Exercise instructions:
Copy out all lines in the data below containing the string "设计意图".

Data entries:
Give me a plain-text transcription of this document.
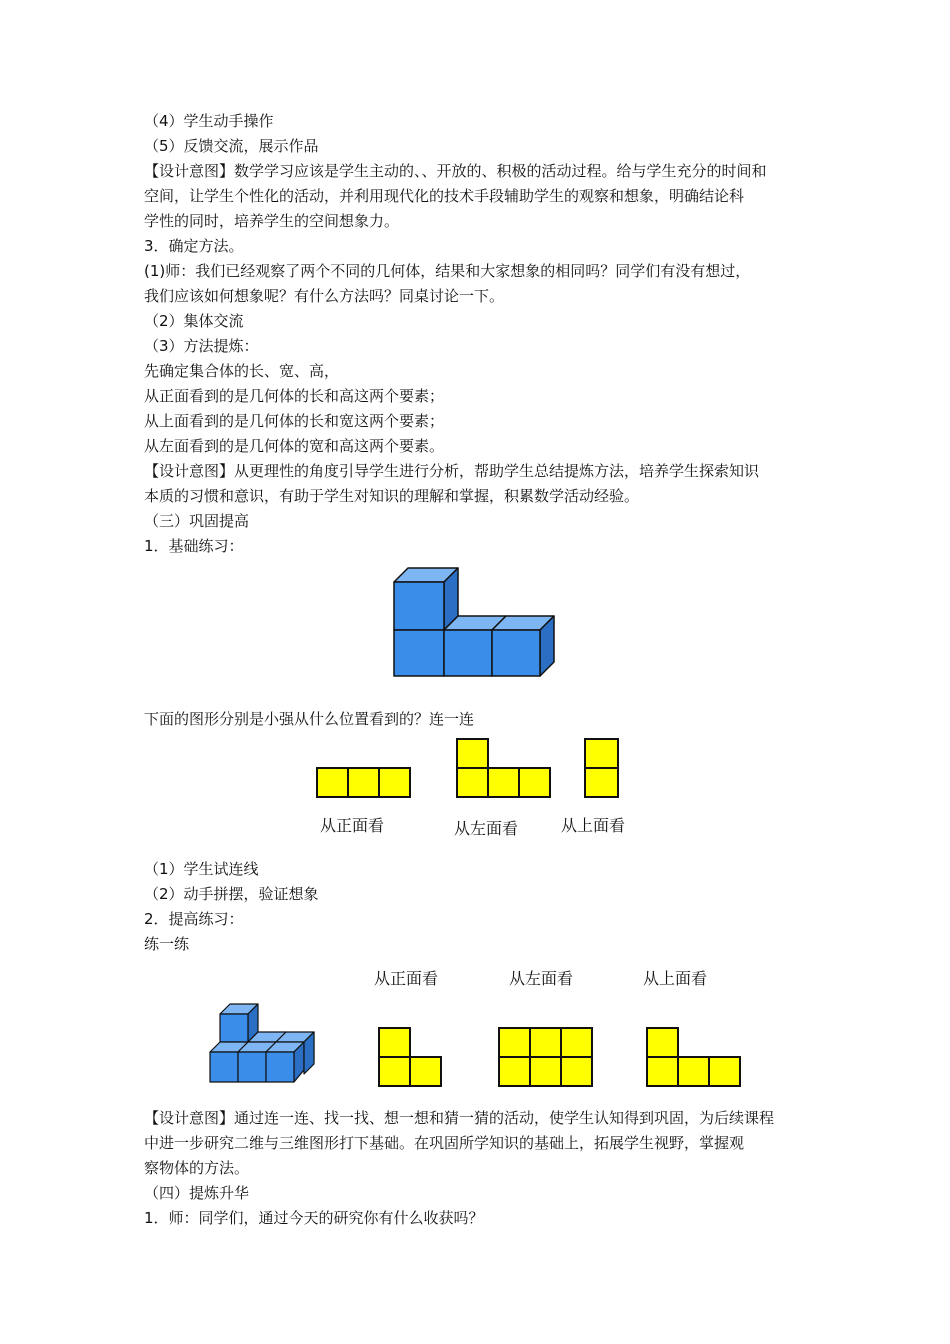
（4）学生动手操作
（5）反馈交流，展示作品
【设计意图】数学学习应该是学生主动的、、开放的、积极的活动过程。给与学生充分的时间和
空间，让学生个性化的活动，并利用现代化的技术手段辅助学生的观察和想象，明确结论科
学性的同时，培养学生的空间想象力。
3．确定方法。
(1)师：我们已经观察了两个不同的几何体，结果和大家想象的相同吗？同学们有没有想过，
我们应该如何想象呢？有什么方法吗？同桌讨论一下。
（2）集体交流
（3）方法提炼：
先确定集合体的长、宽、高，
从正面看到的是几何体的长和高这两个要素；
从上面看到的是几何体的长和宽这两个要素；
从左面看到的是几何体的宽和高这两个要素。
【设计意图】从更理性的角度引导学生进行分析，帮助学生总结提炼方法，培养学生探索知识
本质的习惯和意识，有助于学生对知识的理解和掌握，积累数学活动经验。
（三）巩固提高
1．基础练习：
下面的图形分别是小强从什么位置看到的？连一连
从正面看	从左面看	从上面看
（1）学生试连线
（2）动手拼摆，验证想象
2．提高练习：
练一练
从正面看	从左面看	从上面看
【设计意图】通过连一连、找一找、想一想和猜一猜的活动，使学生认知得到巩固，为后续课程
中进一步研究二维与三维图形打下基础。在巩固所学知识的基础上，拓展学生视野，掌握观
察物体的方法。
（四）提炼升华
1．师：同学们，通过今天的研究你有什么收获吗？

Output:
【设计意图】数学学习应该是学生主动的、、开放的、积极的活动过程。给与学生充分的时间和
【设计意图】从更理性的角度引导学生进行分析，帮助学生总结提炼方法，培养学生探索知识
【设计意图】通过连一连、找一找、想一想和猜一猜的活动，使学生认知得到巩固，为后续课程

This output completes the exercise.